[start PROVIDED INFORMATION]

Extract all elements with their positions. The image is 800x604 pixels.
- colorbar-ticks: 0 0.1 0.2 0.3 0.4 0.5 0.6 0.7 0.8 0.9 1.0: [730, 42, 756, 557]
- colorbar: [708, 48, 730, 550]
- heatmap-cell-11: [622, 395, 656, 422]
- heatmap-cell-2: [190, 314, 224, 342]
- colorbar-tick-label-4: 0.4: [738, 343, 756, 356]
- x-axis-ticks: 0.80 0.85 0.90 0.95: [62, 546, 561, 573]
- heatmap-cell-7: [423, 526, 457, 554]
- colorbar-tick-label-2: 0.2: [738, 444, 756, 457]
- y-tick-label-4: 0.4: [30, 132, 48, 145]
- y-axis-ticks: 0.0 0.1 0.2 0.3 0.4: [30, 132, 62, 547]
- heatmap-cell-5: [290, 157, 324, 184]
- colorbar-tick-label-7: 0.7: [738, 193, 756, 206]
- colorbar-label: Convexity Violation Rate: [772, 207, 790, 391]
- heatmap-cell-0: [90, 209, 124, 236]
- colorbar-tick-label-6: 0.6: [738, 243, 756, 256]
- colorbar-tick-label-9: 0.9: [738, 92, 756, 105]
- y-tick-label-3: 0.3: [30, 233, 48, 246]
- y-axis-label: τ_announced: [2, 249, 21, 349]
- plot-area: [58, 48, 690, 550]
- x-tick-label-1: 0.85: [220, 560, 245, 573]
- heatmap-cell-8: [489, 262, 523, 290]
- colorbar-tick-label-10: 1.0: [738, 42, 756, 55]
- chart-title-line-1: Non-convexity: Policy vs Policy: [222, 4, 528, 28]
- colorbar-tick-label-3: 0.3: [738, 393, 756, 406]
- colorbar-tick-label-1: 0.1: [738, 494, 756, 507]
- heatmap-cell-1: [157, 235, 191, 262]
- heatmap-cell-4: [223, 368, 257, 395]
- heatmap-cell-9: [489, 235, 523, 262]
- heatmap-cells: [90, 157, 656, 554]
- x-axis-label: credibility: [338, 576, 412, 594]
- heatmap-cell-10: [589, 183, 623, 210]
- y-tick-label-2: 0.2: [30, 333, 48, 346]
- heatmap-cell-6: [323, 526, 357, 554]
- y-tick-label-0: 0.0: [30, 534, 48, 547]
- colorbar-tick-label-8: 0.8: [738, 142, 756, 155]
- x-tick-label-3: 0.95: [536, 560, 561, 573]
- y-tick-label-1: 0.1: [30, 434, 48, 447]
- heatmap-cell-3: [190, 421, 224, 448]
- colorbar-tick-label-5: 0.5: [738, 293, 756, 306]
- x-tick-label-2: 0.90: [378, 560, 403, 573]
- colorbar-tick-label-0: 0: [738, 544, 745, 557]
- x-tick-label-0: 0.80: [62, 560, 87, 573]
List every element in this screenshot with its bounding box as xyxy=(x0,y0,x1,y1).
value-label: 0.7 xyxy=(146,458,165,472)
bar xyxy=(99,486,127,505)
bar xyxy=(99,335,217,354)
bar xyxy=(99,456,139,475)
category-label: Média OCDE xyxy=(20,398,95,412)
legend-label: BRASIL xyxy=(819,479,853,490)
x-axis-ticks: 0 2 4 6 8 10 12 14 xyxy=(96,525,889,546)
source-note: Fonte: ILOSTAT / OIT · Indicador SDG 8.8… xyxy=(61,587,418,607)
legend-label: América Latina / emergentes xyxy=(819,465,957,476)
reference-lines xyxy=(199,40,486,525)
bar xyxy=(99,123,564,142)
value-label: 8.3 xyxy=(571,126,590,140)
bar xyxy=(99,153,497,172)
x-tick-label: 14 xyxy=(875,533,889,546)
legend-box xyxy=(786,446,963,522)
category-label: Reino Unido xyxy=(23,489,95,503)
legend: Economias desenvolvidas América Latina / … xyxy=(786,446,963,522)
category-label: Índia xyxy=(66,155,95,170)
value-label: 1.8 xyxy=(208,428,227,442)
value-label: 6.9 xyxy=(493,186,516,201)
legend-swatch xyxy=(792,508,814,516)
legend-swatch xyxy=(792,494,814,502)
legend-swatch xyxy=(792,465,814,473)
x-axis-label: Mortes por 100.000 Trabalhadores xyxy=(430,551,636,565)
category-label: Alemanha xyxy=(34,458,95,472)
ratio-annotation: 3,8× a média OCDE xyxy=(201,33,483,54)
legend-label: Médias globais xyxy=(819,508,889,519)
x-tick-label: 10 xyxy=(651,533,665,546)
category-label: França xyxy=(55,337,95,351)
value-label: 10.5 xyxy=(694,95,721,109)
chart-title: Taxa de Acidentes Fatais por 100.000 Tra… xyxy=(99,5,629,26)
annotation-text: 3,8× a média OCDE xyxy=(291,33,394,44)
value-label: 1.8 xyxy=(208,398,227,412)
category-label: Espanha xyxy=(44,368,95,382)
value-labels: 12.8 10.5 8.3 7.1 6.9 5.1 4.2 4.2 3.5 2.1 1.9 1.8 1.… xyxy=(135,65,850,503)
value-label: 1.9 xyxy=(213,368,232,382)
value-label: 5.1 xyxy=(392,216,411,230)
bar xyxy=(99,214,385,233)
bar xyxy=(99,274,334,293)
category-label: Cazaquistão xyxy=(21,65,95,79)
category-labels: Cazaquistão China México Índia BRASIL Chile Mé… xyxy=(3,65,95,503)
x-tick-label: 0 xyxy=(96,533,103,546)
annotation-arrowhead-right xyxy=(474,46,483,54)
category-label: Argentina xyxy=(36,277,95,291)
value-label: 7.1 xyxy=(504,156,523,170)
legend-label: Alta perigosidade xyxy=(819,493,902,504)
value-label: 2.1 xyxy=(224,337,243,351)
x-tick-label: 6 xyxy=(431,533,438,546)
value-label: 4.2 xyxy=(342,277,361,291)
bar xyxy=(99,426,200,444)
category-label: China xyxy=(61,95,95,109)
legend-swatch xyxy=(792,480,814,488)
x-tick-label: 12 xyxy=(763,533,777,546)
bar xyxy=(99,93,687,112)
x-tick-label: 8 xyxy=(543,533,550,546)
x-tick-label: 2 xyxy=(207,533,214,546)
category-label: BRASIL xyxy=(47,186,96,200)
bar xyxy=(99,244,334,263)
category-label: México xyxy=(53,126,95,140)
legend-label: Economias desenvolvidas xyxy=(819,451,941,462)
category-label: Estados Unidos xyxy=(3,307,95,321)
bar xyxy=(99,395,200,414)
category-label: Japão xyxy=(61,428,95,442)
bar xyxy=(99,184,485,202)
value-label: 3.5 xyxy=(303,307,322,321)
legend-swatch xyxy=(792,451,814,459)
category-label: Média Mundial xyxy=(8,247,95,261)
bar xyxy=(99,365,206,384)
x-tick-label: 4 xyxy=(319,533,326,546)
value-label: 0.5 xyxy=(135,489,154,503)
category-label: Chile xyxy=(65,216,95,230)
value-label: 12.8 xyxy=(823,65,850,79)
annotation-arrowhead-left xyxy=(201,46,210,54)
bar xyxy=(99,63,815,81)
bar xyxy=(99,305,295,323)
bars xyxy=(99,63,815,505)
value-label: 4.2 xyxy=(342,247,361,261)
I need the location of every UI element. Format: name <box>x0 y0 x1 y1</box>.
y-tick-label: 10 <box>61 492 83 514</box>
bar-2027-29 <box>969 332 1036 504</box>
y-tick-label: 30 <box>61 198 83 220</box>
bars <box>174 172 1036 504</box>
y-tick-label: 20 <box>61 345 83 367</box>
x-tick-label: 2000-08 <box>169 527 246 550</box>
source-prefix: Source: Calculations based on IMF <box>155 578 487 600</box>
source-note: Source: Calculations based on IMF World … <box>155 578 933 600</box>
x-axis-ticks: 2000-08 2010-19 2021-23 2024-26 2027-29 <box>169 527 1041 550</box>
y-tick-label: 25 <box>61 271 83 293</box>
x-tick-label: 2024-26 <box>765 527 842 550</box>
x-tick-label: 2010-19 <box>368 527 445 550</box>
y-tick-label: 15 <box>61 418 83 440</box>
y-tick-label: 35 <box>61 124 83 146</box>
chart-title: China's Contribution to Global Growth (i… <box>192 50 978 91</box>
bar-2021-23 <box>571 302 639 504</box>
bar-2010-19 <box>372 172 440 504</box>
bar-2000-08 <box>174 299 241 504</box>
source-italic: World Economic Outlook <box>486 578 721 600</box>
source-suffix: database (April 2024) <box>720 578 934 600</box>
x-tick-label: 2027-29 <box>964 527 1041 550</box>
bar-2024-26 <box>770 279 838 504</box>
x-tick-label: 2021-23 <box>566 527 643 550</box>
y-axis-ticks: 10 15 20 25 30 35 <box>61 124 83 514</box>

[end PROVIDED INFORMATION]

• PROBLEM REQUIREMENTS: Can you give the stretch from the start of the entries through the line containing "- heatmap-cell-0: [90, 209, 124, 236]" again, with "Convexity Violation Rate" changed to "Non-convexity Rate" and everything else left as it is?

• FINISHED TASK:
Extract all elements with their positions. The image is 800x604 pixels.
- colorbar-ticks: 0 0.1 0.2 0.3 0.4 0.5 0.6 0.7 0.8 0.9 1.0: [730, 42, 756, 557]
- colorbar: [708, 48, 730, 550]
- heatmap-cell-11: [622, 395, 656, 422]
- heatmap-cell-2: [190, 314, 224, 342]
- colorbar-tick-label-4: 0.4: [738, 343, 756, 356]
- x-axis-ticks: 0.80 0.85 0.90 0.95: [62, 546, 561, 573]
- heatmap-cell-7: [423, 526, 457, 554]
- colorbar-tick-label-2: 0.2: [738, 444, 756, 457]
- y-tick-label-4: 0.4: [30, 132, 48, 145]
- y-axis-ticks: 0.0 0.1 0.2 0.3 0.4: [30, 132, 62, 547]
- heatmap-cell-5: [290, 157, 324, 184]
- colorbar-tick-label-7: 0.7: [738, 193, 756, 206]
- colorbar-label: Non-convexity Rate: [772, 207, 790, 391]
- heatmap-cell-0: [90, 209, 124, 236]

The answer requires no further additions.